WRITTEN INSTRUCTION ▸ Count the lines in the entries below that include the word "here". Give nothing but the number.

—————

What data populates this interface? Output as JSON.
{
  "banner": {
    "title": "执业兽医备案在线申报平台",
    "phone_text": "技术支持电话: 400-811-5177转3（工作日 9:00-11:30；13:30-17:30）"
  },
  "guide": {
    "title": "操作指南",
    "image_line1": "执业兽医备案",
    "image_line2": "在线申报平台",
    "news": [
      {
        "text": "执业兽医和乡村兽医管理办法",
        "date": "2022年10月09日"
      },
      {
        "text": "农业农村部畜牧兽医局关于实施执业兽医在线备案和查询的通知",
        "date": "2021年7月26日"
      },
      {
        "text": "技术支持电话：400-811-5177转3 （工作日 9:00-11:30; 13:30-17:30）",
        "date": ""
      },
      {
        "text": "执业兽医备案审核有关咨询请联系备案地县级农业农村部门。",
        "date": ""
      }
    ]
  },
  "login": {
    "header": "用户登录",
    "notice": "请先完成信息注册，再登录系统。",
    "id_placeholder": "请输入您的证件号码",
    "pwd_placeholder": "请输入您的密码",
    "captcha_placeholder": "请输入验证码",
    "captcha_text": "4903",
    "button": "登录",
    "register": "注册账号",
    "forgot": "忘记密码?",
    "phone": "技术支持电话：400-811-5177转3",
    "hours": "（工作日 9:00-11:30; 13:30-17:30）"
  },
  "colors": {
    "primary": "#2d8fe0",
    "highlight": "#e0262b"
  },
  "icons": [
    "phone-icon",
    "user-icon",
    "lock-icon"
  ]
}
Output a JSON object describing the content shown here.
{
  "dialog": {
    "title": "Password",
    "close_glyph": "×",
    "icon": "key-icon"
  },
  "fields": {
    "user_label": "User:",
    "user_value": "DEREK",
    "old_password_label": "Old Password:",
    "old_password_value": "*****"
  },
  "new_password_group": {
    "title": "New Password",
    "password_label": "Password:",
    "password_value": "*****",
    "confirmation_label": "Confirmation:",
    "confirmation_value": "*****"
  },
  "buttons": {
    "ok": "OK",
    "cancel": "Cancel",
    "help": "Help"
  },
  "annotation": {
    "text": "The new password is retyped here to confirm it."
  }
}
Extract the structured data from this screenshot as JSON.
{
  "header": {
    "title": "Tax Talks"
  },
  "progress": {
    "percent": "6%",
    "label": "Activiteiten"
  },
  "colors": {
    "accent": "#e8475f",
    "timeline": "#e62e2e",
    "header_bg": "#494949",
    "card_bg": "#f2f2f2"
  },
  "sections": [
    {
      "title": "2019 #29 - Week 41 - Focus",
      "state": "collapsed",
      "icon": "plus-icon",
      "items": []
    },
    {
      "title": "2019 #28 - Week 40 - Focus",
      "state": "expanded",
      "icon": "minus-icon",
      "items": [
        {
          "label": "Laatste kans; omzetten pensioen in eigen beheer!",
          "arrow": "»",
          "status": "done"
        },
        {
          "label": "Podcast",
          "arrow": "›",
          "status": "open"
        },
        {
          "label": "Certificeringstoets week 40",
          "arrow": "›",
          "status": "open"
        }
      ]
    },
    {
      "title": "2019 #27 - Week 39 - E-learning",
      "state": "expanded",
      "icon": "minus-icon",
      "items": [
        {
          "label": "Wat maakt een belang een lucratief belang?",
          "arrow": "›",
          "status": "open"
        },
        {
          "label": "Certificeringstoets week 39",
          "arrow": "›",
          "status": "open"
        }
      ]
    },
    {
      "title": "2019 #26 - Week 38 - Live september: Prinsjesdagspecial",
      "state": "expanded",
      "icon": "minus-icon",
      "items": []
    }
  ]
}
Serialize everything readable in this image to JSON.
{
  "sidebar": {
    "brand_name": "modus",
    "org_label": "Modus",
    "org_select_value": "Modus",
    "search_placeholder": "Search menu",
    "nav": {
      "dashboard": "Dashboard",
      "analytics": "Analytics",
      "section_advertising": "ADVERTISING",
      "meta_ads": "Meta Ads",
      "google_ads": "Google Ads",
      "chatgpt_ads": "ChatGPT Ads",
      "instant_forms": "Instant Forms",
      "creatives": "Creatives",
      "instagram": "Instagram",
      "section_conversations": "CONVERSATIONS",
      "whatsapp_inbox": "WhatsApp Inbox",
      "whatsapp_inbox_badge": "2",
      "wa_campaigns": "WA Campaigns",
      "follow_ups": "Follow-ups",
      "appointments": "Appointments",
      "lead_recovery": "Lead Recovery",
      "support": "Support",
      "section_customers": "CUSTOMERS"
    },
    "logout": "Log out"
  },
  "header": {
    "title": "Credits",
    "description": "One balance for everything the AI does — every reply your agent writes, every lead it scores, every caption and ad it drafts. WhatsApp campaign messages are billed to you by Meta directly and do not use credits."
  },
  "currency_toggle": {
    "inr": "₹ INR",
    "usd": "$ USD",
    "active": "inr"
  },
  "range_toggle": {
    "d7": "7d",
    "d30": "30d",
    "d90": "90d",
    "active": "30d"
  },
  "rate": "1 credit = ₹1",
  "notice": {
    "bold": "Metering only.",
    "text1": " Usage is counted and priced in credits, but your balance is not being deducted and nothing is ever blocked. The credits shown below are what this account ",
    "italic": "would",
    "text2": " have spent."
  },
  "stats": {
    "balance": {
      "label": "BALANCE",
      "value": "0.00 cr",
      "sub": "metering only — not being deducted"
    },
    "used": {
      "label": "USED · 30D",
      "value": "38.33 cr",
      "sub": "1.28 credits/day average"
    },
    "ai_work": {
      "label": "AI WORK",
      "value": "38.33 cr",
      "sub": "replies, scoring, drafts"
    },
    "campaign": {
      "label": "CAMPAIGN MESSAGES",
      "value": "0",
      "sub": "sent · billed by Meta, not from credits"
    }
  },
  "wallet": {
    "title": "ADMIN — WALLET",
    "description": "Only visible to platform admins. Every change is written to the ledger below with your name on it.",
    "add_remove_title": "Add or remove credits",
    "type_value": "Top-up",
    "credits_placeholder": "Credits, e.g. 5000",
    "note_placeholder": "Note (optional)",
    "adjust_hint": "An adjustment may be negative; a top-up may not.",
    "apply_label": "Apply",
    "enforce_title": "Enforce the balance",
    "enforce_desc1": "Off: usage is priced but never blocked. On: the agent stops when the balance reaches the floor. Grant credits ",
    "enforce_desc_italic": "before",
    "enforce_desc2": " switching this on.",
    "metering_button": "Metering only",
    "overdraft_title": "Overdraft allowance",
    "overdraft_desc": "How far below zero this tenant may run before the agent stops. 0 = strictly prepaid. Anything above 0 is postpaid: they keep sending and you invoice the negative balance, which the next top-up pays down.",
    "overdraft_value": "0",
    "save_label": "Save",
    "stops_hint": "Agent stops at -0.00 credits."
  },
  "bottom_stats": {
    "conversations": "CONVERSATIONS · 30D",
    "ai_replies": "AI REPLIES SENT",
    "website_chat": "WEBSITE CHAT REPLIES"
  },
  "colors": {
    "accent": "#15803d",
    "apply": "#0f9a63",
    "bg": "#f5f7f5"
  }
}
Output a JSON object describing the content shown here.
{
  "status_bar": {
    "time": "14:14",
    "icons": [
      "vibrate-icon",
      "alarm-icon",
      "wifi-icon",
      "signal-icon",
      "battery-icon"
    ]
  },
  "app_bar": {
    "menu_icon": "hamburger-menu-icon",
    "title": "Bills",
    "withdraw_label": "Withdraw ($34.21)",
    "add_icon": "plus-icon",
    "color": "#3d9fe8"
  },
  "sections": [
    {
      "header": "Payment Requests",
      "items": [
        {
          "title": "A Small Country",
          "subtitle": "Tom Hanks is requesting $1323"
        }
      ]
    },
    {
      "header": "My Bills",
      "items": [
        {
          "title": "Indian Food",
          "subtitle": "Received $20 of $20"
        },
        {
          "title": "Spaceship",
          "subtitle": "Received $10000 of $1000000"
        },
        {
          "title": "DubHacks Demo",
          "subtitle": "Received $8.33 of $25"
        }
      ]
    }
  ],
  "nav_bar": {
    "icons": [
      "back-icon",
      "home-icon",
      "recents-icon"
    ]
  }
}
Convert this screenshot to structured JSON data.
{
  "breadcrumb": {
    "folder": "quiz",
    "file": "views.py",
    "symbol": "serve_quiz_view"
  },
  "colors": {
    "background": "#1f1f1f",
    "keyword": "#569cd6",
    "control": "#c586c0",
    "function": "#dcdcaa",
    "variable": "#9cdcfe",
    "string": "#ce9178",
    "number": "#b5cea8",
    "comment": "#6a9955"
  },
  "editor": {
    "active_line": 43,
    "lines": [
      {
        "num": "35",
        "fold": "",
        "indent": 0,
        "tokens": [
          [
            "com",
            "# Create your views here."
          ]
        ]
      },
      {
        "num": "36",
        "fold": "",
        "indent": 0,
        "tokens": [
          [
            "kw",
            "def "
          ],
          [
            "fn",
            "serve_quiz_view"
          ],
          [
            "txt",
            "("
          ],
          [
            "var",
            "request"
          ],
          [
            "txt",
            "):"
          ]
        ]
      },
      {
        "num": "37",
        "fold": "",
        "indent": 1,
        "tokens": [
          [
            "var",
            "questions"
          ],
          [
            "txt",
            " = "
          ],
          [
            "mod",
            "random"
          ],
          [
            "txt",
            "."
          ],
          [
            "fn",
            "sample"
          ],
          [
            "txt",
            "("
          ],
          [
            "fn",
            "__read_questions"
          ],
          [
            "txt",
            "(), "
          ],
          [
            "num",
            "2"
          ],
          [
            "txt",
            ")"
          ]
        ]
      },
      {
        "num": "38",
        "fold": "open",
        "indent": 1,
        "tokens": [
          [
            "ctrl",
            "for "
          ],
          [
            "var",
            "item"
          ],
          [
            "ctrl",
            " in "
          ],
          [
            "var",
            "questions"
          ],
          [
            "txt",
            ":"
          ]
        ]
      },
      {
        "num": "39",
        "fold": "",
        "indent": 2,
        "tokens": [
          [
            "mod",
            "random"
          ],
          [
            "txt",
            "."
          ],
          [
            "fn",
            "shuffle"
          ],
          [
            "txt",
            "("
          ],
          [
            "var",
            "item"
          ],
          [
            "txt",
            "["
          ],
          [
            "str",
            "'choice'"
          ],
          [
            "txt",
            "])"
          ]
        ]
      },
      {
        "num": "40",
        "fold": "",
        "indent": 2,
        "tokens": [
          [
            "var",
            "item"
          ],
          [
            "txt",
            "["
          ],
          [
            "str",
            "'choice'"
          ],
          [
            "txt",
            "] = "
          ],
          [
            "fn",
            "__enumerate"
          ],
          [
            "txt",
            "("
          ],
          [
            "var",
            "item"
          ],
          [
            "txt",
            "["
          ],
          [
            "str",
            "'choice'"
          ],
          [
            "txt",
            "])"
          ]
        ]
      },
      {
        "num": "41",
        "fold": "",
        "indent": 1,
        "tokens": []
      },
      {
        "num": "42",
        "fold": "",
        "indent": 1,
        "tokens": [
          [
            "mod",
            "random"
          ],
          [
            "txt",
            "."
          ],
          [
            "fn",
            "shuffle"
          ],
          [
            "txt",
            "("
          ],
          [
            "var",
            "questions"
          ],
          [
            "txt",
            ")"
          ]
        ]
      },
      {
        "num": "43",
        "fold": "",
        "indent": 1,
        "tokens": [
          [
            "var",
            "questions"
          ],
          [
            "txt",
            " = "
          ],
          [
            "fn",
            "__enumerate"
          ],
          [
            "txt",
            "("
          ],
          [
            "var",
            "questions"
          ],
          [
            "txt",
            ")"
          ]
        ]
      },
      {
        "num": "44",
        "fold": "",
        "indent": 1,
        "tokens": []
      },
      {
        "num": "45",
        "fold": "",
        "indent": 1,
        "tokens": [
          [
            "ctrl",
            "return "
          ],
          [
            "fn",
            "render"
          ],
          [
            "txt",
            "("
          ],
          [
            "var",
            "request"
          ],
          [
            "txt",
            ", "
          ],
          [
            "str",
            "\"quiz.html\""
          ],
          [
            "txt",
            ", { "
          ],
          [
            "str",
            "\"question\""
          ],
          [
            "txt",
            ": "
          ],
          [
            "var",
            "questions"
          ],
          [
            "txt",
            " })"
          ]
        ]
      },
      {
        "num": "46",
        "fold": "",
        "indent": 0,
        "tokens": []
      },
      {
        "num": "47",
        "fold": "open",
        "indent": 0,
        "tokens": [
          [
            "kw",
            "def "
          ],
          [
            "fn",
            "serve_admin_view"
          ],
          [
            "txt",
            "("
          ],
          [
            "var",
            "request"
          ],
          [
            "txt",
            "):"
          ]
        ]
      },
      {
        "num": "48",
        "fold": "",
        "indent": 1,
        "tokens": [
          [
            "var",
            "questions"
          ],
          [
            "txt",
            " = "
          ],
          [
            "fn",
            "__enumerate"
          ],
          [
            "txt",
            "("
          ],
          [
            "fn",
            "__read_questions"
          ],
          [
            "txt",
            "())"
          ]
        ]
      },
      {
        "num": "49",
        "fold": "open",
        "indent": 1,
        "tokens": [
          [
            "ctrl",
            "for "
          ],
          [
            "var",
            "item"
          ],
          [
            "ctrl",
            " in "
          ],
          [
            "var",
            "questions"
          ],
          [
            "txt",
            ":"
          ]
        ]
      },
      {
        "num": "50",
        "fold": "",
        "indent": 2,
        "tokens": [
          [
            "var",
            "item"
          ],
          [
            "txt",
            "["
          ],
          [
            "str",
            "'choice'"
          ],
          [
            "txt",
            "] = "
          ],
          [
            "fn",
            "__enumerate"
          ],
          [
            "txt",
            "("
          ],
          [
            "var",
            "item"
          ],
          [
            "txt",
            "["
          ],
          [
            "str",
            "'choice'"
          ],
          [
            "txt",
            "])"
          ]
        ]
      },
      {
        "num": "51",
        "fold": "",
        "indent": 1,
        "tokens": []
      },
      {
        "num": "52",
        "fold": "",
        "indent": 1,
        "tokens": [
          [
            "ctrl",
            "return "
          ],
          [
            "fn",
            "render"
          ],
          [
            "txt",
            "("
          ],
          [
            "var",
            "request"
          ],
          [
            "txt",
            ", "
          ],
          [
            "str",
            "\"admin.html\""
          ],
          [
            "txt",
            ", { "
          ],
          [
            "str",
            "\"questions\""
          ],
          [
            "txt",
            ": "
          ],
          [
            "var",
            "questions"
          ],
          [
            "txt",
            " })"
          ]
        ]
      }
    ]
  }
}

—————

SOLUTION BELOW ▸ 4